Exercise brief :: Check each line of the material below for "ylabel", then copy the ones that contain it.

"""

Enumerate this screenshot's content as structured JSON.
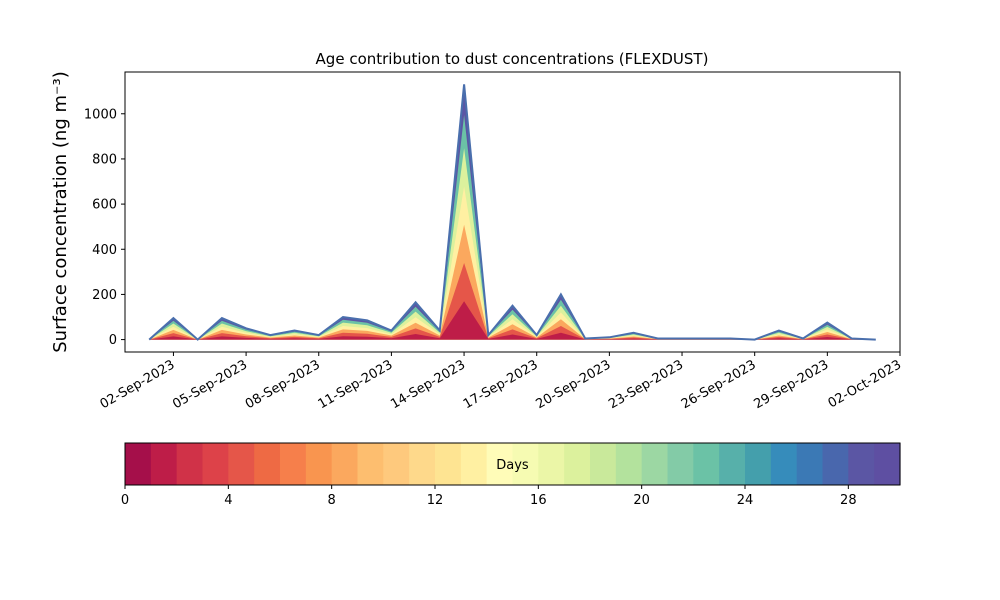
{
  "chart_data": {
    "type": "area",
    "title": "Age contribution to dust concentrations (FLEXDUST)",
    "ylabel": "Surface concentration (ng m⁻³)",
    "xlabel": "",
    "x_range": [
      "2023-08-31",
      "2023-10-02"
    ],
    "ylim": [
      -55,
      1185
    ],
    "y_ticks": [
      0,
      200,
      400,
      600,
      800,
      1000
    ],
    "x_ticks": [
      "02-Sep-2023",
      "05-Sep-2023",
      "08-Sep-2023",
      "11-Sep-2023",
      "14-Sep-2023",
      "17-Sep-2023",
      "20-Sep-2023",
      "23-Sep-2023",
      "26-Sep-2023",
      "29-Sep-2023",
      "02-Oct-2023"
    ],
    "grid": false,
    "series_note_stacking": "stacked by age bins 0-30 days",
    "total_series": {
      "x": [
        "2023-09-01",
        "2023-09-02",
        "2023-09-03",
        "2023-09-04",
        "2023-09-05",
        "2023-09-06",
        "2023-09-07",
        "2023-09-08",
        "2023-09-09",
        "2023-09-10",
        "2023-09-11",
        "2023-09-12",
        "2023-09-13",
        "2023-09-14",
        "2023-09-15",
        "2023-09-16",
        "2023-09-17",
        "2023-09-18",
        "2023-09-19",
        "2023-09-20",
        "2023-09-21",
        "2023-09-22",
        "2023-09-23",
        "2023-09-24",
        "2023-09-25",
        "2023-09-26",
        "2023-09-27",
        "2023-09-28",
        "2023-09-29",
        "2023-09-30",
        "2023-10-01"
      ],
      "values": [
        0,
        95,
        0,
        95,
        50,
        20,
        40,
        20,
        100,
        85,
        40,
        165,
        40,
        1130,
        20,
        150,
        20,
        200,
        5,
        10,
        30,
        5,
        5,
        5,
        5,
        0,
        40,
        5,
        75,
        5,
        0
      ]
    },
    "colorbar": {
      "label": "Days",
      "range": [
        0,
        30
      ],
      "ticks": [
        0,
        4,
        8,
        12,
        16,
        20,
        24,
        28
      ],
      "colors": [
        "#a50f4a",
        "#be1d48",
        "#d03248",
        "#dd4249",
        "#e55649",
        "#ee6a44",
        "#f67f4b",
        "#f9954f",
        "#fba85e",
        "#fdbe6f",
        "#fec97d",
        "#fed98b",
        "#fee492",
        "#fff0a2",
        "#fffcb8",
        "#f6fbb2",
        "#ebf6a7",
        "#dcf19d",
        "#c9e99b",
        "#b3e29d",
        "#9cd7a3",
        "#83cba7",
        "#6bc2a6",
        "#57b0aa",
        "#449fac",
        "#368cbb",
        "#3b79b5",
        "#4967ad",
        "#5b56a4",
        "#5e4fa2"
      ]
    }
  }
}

"""
"""

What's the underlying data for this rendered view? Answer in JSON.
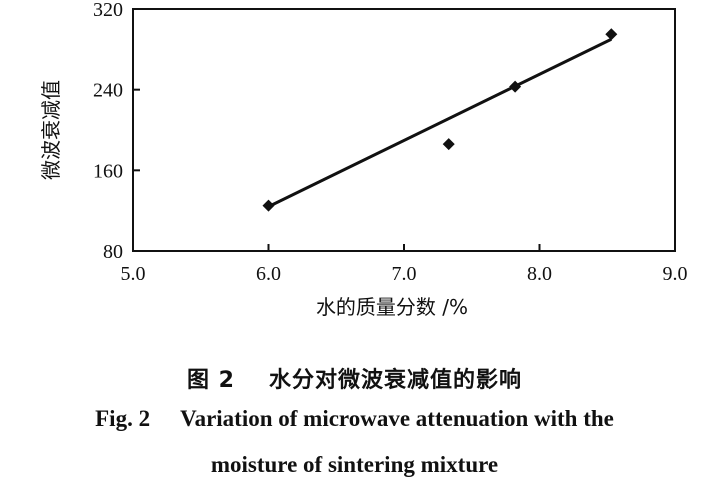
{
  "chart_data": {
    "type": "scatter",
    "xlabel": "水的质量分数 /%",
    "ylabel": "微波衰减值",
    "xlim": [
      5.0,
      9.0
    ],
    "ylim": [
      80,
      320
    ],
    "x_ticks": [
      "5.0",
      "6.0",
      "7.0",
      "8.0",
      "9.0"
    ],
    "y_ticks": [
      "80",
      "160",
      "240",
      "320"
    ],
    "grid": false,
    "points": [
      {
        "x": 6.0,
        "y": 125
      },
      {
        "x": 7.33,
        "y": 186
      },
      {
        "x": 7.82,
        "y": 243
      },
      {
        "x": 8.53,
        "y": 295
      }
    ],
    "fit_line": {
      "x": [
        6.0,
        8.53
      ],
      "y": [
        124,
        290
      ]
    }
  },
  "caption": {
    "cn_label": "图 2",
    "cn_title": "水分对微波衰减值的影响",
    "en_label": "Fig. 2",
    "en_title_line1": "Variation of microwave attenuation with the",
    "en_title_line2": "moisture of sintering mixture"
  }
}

"""

Solved problem ::
    "ylabel": "Surface concentration (ng m⁻³)",
    "ylabel": "微波衰减值",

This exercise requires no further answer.